Stated exercise - Out of the lines in this data, how many include "числе"? Give the number and nothing else.

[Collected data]
※ ※ ※
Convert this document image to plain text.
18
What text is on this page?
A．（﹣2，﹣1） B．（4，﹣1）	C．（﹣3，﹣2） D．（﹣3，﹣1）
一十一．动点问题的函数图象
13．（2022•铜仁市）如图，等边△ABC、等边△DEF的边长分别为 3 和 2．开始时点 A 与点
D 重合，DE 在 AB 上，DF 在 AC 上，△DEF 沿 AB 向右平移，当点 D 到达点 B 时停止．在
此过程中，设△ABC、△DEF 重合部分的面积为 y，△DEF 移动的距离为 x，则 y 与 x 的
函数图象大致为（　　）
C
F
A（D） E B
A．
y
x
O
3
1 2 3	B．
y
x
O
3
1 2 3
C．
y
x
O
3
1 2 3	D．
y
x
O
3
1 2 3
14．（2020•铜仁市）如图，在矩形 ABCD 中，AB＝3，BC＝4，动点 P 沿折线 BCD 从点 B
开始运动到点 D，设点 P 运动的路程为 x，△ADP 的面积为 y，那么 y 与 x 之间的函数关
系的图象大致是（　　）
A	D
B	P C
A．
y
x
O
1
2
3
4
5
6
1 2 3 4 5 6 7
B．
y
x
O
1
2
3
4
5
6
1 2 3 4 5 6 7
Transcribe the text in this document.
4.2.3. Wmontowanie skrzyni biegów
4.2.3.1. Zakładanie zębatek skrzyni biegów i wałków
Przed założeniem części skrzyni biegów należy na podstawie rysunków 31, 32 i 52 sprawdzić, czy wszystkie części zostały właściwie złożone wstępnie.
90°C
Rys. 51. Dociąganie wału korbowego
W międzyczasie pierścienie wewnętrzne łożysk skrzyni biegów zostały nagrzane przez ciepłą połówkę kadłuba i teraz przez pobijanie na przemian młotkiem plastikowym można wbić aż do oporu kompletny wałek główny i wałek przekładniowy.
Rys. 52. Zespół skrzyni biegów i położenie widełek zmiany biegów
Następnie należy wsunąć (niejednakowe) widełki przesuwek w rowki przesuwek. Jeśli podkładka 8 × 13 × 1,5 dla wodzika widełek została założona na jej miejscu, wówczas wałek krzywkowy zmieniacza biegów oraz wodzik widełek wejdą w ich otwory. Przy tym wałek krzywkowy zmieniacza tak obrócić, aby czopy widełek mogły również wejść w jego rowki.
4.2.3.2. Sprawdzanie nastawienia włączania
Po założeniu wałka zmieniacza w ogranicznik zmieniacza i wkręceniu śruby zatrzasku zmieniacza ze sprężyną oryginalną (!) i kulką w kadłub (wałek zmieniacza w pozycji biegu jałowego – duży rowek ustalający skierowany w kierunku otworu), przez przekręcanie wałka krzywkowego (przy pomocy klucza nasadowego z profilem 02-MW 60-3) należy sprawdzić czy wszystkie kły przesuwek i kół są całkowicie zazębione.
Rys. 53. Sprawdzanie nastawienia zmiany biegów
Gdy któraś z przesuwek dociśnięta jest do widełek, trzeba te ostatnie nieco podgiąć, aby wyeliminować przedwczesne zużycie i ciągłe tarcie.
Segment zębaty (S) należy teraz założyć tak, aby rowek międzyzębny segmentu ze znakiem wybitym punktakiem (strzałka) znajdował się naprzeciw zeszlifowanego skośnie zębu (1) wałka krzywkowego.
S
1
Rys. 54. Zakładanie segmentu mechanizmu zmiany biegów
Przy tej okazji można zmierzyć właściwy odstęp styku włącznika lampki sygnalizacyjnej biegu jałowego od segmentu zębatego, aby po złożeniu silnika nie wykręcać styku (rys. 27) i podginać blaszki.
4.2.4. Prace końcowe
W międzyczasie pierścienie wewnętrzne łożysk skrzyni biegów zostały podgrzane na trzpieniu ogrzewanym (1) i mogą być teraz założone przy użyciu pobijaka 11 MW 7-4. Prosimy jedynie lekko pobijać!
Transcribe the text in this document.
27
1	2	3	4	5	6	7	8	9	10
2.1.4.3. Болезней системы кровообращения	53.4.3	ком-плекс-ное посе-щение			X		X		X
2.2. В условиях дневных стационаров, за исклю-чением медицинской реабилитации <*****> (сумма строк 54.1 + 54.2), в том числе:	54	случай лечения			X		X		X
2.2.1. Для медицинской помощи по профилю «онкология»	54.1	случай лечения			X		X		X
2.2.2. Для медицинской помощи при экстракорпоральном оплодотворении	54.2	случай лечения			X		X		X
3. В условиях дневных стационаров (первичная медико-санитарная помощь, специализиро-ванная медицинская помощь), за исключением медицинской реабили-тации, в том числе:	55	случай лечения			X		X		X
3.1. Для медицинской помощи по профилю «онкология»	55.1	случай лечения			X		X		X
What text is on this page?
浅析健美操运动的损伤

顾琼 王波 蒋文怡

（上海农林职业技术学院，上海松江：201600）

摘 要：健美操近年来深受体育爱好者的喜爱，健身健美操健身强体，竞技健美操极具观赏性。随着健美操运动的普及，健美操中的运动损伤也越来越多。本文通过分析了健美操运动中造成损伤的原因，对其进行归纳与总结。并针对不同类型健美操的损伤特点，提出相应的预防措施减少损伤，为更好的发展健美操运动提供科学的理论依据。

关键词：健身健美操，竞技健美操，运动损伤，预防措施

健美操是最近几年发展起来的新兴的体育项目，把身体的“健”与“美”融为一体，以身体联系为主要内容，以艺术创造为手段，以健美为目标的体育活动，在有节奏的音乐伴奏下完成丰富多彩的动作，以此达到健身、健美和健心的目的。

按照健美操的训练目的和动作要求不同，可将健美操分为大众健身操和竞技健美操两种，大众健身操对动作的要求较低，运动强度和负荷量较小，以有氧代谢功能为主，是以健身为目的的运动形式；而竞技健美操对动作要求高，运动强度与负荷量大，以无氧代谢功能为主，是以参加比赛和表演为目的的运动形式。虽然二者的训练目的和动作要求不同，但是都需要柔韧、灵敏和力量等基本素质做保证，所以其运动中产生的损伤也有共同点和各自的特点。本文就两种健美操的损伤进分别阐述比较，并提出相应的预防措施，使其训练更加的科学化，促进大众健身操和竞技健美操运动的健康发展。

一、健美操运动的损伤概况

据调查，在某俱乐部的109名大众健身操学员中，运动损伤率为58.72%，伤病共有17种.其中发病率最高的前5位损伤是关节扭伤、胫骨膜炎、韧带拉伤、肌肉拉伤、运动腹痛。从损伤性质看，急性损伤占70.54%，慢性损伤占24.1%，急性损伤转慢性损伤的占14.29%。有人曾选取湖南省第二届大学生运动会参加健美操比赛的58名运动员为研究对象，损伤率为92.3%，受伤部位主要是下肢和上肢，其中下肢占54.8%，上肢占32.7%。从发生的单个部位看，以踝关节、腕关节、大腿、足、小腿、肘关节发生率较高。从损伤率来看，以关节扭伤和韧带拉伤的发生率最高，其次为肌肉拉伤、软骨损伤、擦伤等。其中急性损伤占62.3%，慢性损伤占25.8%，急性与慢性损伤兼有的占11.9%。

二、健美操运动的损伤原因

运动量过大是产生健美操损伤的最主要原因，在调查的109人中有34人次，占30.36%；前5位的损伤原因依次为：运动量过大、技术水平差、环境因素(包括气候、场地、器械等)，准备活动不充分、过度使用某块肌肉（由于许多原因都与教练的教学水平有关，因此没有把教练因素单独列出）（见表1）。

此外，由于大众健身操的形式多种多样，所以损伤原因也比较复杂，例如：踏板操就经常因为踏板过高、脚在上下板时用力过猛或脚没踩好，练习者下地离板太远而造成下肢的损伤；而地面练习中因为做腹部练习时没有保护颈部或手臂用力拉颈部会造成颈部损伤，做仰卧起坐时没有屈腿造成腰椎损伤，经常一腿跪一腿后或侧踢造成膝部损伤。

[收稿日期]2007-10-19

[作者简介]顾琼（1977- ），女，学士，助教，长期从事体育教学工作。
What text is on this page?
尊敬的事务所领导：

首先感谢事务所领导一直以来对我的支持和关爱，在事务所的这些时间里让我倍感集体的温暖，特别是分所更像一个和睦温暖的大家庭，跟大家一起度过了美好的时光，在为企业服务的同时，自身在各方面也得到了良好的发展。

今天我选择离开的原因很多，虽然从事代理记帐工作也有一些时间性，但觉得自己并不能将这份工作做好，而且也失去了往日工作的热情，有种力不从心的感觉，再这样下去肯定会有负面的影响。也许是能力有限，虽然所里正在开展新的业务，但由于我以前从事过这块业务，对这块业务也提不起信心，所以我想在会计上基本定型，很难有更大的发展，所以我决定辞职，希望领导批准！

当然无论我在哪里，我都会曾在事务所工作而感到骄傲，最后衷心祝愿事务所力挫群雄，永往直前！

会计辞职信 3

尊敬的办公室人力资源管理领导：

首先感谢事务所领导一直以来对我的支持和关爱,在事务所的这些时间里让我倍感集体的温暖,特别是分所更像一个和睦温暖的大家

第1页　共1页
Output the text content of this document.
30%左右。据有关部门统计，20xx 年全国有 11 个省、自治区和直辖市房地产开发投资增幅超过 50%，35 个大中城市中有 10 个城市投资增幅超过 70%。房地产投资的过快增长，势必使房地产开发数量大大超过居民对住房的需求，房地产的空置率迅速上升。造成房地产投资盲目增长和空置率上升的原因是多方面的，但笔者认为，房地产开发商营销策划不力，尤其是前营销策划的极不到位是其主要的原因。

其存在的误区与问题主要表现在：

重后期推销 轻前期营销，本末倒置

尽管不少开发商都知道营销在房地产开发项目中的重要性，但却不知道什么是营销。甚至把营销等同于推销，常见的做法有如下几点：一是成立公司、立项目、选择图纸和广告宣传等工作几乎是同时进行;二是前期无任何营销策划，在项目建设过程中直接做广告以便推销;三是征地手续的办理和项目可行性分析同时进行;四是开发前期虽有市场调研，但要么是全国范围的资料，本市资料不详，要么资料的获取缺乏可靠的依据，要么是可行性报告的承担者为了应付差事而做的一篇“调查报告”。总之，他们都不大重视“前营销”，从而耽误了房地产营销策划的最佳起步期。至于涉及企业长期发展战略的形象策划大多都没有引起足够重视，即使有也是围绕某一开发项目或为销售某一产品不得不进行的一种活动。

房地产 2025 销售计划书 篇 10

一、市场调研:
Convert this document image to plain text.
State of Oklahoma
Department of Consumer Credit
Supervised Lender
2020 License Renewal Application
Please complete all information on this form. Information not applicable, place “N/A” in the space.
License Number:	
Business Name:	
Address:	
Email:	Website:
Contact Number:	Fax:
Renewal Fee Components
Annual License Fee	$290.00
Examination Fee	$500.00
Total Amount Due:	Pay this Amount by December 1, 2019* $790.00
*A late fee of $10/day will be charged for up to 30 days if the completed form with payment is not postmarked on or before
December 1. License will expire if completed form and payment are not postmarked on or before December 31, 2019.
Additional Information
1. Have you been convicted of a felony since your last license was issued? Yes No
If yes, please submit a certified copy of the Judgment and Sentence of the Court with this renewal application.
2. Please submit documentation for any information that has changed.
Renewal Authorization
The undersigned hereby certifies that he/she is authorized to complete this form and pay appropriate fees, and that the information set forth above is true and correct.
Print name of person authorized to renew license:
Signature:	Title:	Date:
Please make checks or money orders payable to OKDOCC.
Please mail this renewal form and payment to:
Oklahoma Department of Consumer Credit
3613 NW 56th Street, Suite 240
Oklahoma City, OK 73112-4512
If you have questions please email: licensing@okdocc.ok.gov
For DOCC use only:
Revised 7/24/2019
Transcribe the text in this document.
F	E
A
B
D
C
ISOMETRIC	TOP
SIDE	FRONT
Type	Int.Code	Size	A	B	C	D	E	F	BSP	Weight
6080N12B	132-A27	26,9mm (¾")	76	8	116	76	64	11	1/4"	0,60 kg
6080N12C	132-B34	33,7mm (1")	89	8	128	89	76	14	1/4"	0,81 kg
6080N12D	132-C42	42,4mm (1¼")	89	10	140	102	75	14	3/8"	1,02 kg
※ ※ ※
Full response - 2